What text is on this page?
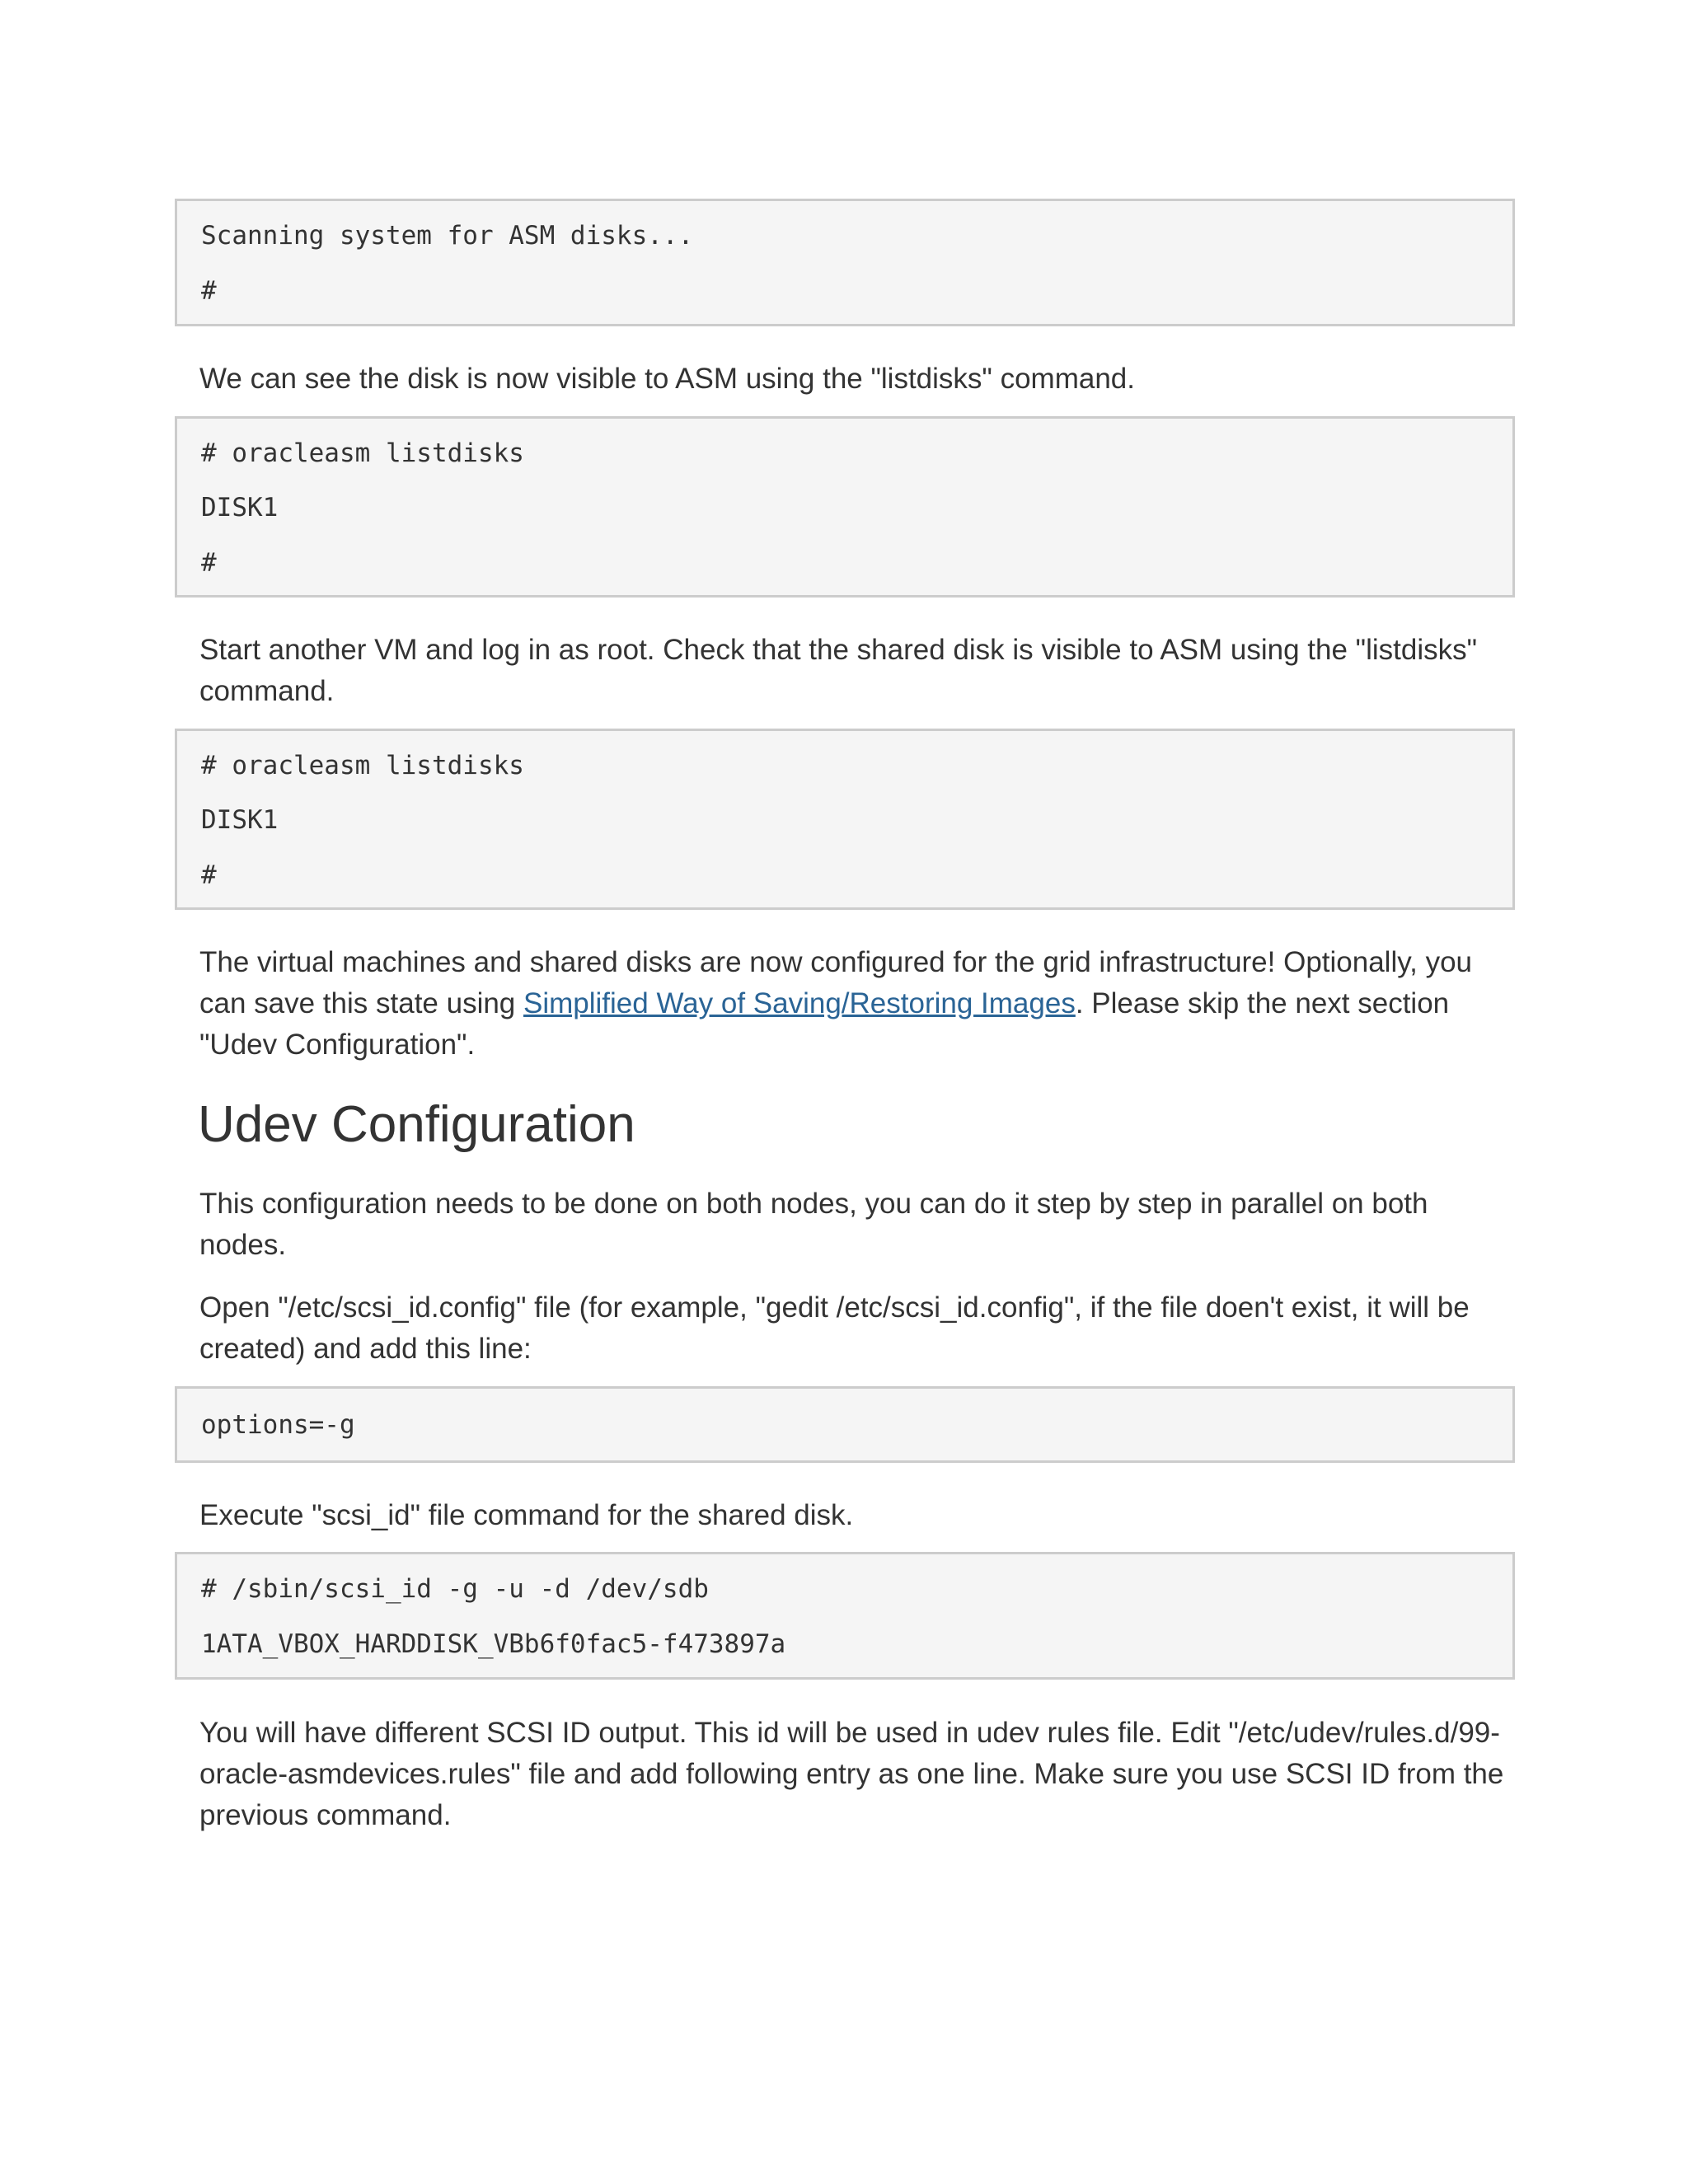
Scanning system for ASM disks...
#

We can see the disk is now visible to ASM using the "listdisks" command.

# oracleasm listdisks
DISK1
#

Start another VM and log in as root. Check that the shared disk is visible to ASM using the "listdisks" command.

# oracleasm listdisks
DISK1
#

The virtual machines and shared disks are now configured for the grid infrastructure! Optionally, you can save this state using Simplified Way of Saving/Restoring Images. Please skip the next section "Udev Configuration".

Udev Configuration

This configuration needs to be done on both nodes, you can do it step by step in parallel on both nodes.

Open "/etc/scsi_id.config" file (for example, "gedit /etc/scsi_id.config", if the file doen't exist, it will be created) and add this line:

options=-g

Execute "scsi_id" file command for the shared disk.

# /sbin/scsi_id -g -u -d /dev/sdb
1ATA_VBOX_HARDDISK_VBb6f0fac5-f473897a

You will have different SCSI ID output. This id will be used in udev rules file. Edit "/etc/udev/rules.d/99-oracle-asmdevices.rules" file and add following entry as one line. Make sure you use SCSI ID from the previous command.
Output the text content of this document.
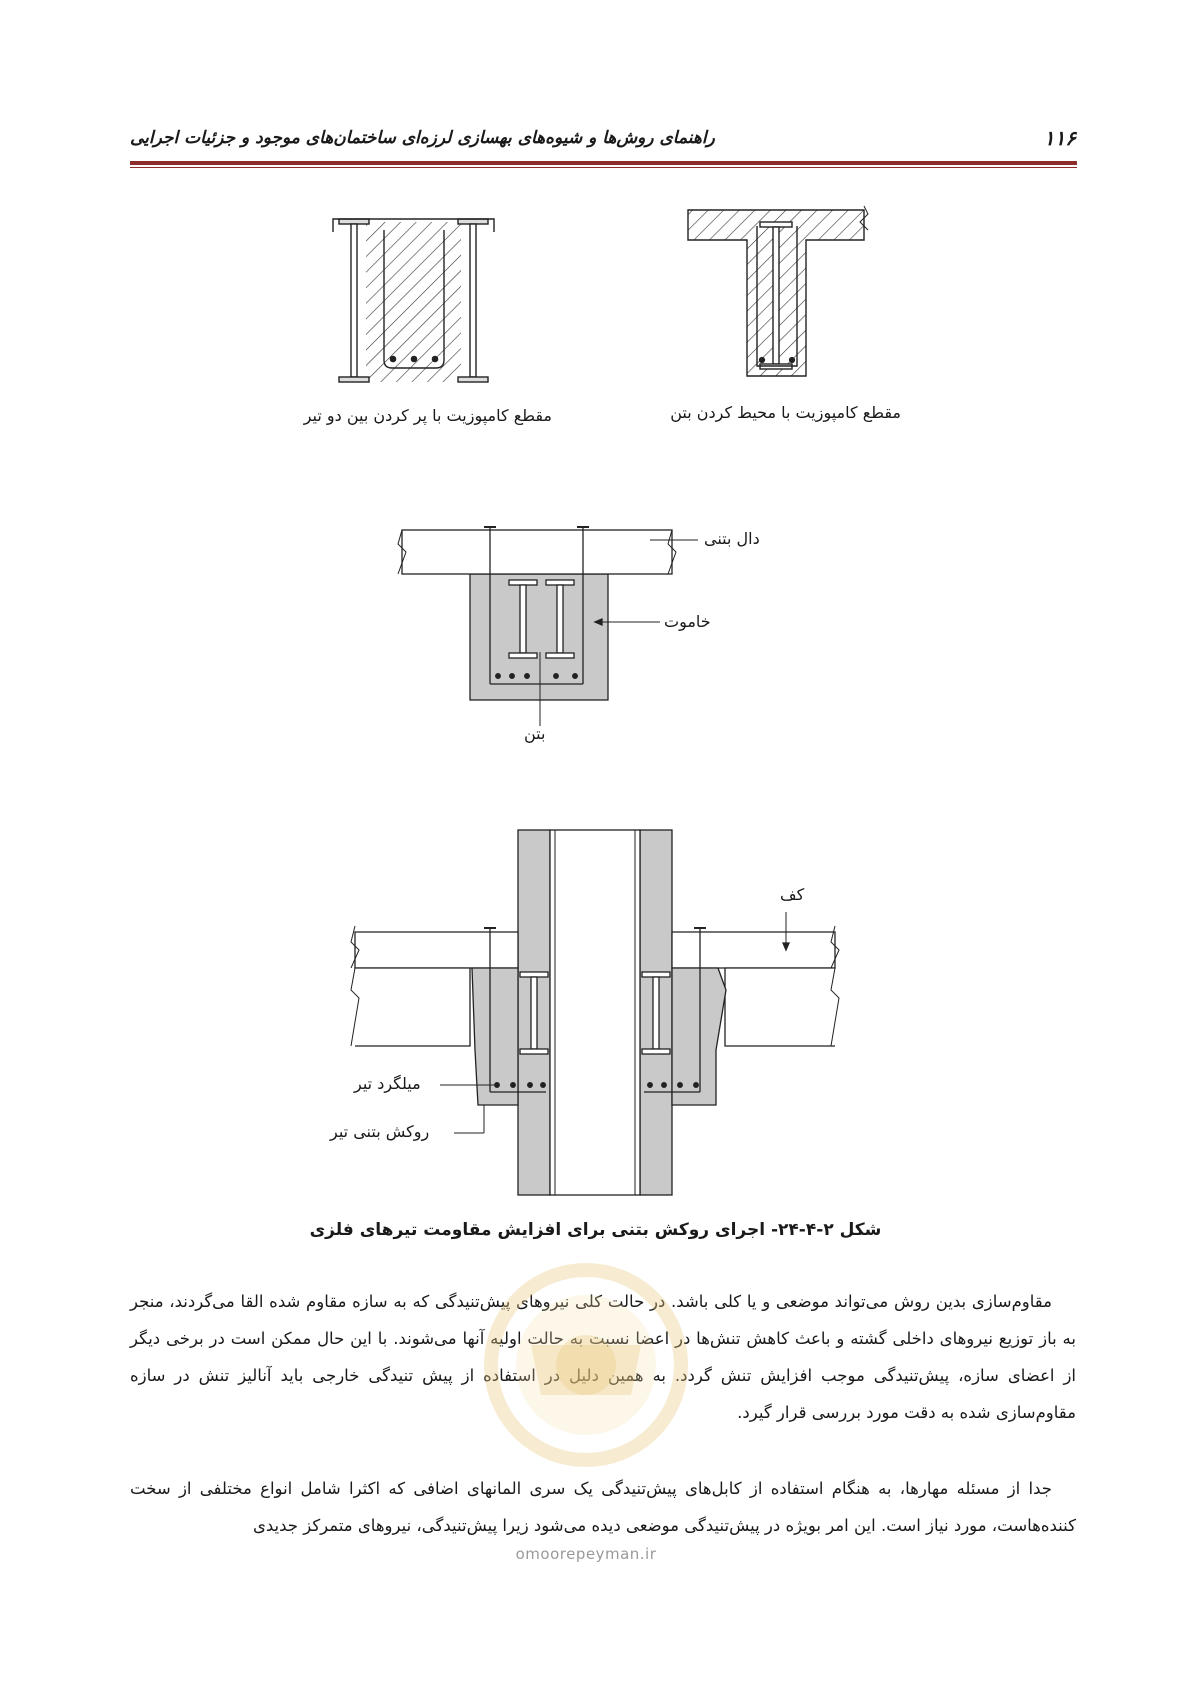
۱۱۶
راهنمای روش‌ها و شیوه‌های بهسازی لرزه‌ای ساختمان‌های موجود و جزئیات اجرایی
مقطع کامپوزیت با پر کردن بین دو تیر	مقطع کامپوزیت با محیط کردن بتن
دال بتنی
خاموت
بتن
کف
میلگرد تیر
روکش بتنی تیر
شکل ۲-۴-۲۴- اجرای روکش بتنی برای افزایش مقاومت تیرهای فلزی
مقاوم‌سازی بدین روش می‌تواند موضعی و یا کلی باشد. در حالت کلی نیروهای پیش‌تنیدگی که به سازه مقاوم شده القا می‌گردند، منجر به باز توزیع نیروهای داخلی گشته و باعث کاهش تنش‌ها در اعضا نسبت به حالت اولیه آنها می‌شوند. با این حال ممکن است در برخی دیگر از اعضای سازه، پیش‌تنیدگی موجب افزایش تنش گردد. به همین دلیل در استفاده از پیش تنیدگی خارجی باید آنالیز تنش در سازه مقاوم‌سازی شده به دقت مورد بررسی قرار گیرد.
جدا از مسئله مهارها، به هنگام استفاده از کابل‌های پیش‌تنیدگی یک سری المانهای اضافی که اکثرا شامل انواع مختلفی از سخت کننده‌هاست، مورد نیاز است. این امر بویژه در پیش‌تنیدگی موضعی دیده می‌شود زیرا پیش‌تنیدگی، نیروهای متمرکز جدیدی
omoorepeyman.ir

☆ ☆ ☆ ☆

(Instructions for the task)
Write out, exactly as given, the line containing "Output the text content of this document." and every line after it through the end, with no pictures.

(Exercise answer)
Output the text content of this document.
۱۱۶
راهنمای روش‌ها و شیوه‌های بهسازی لرزه‌ای ساختمان‌های موجود و جزئیات اجرایی
مقطع کامپوزیت با پر کردن بین دو تیر	مقطع کامپوزیت با محیط کردن بتن
دال بتنی
خاموت
بتن
کف
میلگرد تیر
روکش بتنی تیر
شکل ۲-۴-۲۴- اجرای روکش بتنی برای افزایش مقاومت تیرهای فلزی
مقاوم‌سازی بدین روش می‌تواند موضعی و یا کلی باشد. در حالت کلی نیروهای پیش‌تنیدگی که به سازه مقاوم شده القا می‌گردند، منجر به باز توزیع نیروهای داخلی گشته و باعث کاهش تنش‌ها در اعضا نسبت به حالت اولیه آنها می‌شوند. با این حال ممکن است در برخی دیگر از اعضای سازه، پیش‌تنیدگی موجب افزایش تنش گردد. به همین دلیل در استفاده از پیش تنیدگی خارجی باید آنالیز تنش در سازه مقاوم‌سازی شده به دقت مورد بررسی قرار گیرد.
جدا از مسئله مهارها، به هنگام استفاده از کابل‌های پیش‌تنیدگی یک سری المانهای اضافی که اکثرا شامل انواع مختلفی از سخت کننده‌هاست، مورد نیاز است. این امر بویژه در پیش‌تنیدگی موضعی دیده می‌شود زیرا پیش‌تنیدگی، نیروهای متمرکز جدیدی
omoorepeyman.ir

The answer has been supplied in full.